- [Description of the task]
Output all records precisely as written.
----------
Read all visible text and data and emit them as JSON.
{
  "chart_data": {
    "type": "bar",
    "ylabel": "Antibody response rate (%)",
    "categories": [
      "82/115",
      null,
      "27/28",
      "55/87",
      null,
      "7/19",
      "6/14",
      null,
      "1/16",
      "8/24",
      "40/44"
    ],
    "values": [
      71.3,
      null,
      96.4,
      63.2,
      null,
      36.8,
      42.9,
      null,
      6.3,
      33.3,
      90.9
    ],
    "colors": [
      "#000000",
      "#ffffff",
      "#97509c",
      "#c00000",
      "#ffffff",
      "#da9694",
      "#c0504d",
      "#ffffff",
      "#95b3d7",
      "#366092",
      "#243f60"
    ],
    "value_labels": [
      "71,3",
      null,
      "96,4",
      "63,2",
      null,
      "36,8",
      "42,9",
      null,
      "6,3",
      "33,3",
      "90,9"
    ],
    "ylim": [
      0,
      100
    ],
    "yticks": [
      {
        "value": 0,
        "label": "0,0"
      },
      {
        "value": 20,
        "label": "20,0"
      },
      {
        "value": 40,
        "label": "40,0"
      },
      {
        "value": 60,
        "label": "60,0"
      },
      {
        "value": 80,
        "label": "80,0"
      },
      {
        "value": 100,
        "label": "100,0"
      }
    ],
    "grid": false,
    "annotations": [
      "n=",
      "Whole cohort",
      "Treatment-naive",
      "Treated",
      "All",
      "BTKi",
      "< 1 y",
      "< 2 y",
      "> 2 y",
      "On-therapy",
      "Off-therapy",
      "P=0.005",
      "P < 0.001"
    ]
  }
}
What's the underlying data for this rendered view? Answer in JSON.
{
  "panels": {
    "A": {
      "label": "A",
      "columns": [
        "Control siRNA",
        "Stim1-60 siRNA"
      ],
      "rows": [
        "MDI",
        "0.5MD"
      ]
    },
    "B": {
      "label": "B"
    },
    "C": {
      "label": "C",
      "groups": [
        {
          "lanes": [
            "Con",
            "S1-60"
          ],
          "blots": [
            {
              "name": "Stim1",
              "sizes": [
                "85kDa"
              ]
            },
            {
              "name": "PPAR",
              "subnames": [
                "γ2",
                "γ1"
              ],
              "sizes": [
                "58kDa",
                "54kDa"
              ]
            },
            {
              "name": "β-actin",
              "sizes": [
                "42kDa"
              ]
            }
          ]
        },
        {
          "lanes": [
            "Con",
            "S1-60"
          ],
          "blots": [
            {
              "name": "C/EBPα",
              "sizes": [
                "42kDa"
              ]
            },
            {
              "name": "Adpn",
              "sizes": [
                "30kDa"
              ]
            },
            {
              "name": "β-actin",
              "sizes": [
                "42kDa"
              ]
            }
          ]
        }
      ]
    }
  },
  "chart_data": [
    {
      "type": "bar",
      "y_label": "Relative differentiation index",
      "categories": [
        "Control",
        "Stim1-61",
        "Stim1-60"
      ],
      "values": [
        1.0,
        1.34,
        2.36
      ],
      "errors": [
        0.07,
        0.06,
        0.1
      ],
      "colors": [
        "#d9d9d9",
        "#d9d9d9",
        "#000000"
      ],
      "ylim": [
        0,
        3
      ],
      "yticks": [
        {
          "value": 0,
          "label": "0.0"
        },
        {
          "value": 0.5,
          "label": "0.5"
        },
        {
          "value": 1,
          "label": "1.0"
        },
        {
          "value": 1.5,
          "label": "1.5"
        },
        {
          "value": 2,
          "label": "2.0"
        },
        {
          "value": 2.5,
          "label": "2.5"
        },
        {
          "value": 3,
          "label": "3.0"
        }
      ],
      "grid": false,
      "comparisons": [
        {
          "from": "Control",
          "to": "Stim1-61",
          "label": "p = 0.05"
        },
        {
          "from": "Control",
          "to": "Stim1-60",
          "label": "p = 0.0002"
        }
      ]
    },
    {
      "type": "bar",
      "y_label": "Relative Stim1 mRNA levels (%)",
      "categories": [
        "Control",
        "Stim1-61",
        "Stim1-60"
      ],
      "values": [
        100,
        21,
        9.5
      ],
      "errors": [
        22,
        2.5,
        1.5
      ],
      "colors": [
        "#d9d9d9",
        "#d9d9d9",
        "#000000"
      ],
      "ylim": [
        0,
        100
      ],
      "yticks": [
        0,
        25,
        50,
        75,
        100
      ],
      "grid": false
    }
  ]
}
----------
- [Answer space]
Read all visible text and data and emit them as JSON.
{
  "chart_data": {
    "type": "bar",
    "ylabel": "Antibody response rate (%)",
    "categories": [
      "82/115",
      null,
      "27/28",
      "55/87",
      null,
      "7/19",
      "6/14",
      null,
      "1/16",
      "8/24",
      "40/44"
    ],
    "values": [
      71.3,
      null,
      96.4,
      63.2,
      null,
      36.8,
      42.9,
      null,
      6.3,
      33.3,
      90.9
    ],
    "colors": [
      "#000000",
      "#ffffff",
      "#97509c",
      "#c00000",
      "#ffffff",
      "#da9694",
      "#c0504d",
      "#ffffff",
      "#95b3d7",
      "#366092",
      "#243f60"
    ],
    "value_labels": [
      "71,3",
      null,
      "96,4",
      "63,2",
      null,
      "36,8",
      "42,9",
      null,
      "6,3",
      "33,3",
      "90,9"
    ],
    "ylim": [
      0,
      100
    ],
    "yticks": [
      {
        "value": 0,
        "label": "0,0"
      },
      {
        "value": 20,
        "label": "20,0"
      },
      {
        "value": 40,
        "label": "40,0"
      },
      {
        "value": 60,
        "label": "60,0"
      },
      {
        "value": 80,
        "label": "80,0"
      },
      {
        "value": 100,
        "label": "100,0"
      }
    ],
    "grid": false,
    "annotations": [
      "n=",
      "Whole cohort",
      "Treatment-naive",
      "Treated",
      "All",
      "BTKi",
      "< 1 y",
      "< 2 y",
      "> 2 y",
      "On-therapy",
      "Off-therapy",
      "P=0.005",
      "P < 0.001"
    ]
  }
}
What's the underlying data for this rendered view? Answer in JSON.
{
  "panels": {
    "A": {
      "label": "A",
      "columns": [
        "Control siRNA",
        "Stim1-60 siRNA"
      ],
      "rows": [
        "MDI",
        "0.5MD"
      ]
    },
    "B": {
      "label": "B"
    },
    "C": {
      "label": "C",
      "groups": [
        {
          "lanes": [
            "Con",
            "S1-60"
          ],
          "blots": [
            {
              "name": "Stim1",
              "sizes": [
                "85kDa"
              ]
            },
            {
              "name": "PPAR",
              "subnames": [
                "γ2",
                "γ1"
              ],
              "sizes": [
                "58kDa",
                "54kDa"
              ]
            },
            {
              "name": "β-actin",
              "sizes": [
                "42kDa"
              ]
            }
          ]
        },
        {
          "lanes": [
            "Con",
            "S1-60"
          ],
          "blots": [
            {
              "name": "C/EBPα",
              "sizes": [
                "42kDa"
              ]
            },
            {
              "name": "Adpn",
              "sizes": [
                "30kDa"
              ]
            },
            {
              "name": "β-actin",
              "sizes": [
                "42kDa"
              ]
            }
          ]
        }
      ]
    }
  },
  "chart_data": [
    {
      "type": "bar",
      "y_label": "Relative differentiation index",
      "categories": [
        "Control",
        "Stim1-61",
        "Stim1-60"
      ],
      "values": [
        1.0,
        1.34,
        2.36
      ],
      "errors": [
        0.07,
        0.06,
        0.1
      ],
      "colors": [
        "#d9d9d9",
        "#d9d9d9",
        "#000000"
      ],
      "ylim": [
        0,
        3
      ],
      "yticks": [
        {
          "value": 0,
          "label": "0.0"
        },
        {
          "value": 0.5,
          "label": "0.5"
        },
        {
          "value": 1,
          "label": "1.0"
        },
        {
          "value": 1.5,
          "label": "1.5"
        },
        {
          "value": 2,
          "label": "2.0"
        },
        {
          "value": 2.5,
          "label": "2.5"
        },
        {
          "value": 3,
          "label": "3.0"
        }
      ],
      "grid": false,
      "comparisons": [
        {
          "from": "Control",
          "to": "Stim1-61",
          "label": "p = 0.05"
        },
        {
          "from": "Control",
          "to": "Stim1-60",
          "label": "p = 0.0002"
        }
      ]
    },
    {
      "type": "bar",
      "y_label": "Relative Stim1 mRNA levels (%)",
      "categories": [
        "Control",
        "Stim1-61",
        "Stim1-60"
      ],
      "values": [
        100,
        21,
        9.5
      ],
      "errors": [
        22,
        2.5,
        1.5
      ],
      "colors": [
        "#d9d9d9",
        "#d9d9d9",
        "#000000"
      ],
      "ylim": [
        0,
        100
      ],
      "yticks": [
        0,
        25,
        50,
        75,
        100
      ],
      "grid": false
    }
  ]
}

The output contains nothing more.